[Source data]
* * * * *
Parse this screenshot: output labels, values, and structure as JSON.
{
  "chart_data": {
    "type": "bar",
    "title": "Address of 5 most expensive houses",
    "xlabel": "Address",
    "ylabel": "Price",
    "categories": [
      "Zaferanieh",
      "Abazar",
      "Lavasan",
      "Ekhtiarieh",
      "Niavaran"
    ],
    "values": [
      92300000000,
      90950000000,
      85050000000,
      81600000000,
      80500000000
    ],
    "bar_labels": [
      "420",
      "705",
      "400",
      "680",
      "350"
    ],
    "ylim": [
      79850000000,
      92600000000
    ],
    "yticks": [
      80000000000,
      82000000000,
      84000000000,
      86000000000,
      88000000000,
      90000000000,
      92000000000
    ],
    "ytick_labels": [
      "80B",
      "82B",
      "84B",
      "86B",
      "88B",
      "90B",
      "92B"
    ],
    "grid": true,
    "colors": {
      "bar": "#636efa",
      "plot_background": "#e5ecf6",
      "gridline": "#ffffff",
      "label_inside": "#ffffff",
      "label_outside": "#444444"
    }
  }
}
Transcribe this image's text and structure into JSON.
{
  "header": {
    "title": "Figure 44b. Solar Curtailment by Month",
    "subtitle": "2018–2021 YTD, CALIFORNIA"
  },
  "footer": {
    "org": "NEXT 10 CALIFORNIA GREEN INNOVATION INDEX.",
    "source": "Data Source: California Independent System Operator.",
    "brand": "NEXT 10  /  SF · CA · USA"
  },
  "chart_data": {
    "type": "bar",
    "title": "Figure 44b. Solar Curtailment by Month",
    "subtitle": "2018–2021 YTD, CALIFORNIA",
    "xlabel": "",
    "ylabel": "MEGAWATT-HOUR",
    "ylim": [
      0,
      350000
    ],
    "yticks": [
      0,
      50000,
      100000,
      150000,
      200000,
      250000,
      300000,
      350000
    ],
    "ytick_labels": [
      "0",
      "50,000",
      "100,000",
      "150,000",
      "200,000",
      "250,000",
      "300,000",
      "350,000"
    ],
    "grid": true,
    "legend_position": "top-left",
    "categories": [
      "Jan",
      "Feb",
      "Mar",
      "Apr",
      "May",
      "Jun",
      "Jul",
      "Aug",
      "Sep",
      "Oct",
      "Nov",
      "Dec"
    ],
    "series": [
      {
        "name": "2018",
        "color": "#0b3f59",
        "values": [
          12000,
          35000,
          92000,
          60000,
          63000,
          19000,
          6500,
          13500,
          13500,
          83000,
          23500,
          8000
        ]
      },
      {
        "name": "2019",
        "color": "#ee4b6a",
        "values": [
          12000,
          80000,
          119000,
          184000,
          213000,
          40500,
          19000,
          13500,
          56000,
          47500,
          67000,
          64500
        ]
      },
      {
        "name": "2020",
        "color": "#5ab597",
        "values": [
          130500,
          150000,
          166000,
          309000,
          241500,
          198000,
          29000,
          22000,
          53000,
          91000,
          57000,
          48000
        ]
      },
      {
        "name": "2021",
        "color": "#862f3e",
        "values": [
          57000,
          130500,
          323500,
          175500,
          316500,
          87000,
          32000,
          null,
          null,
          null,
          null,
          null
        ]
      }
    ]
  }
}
* * * * *
### TO BE DONE
Find every line above that contains the word "NEXT", and return each one.

### REPLY TO THE EXERCISE
    "org": "NEXT 10 CALIFORNIA GREEN INNOVATION INDEX.",
    "brand": "NEXT 10  /  SF · CA · USA"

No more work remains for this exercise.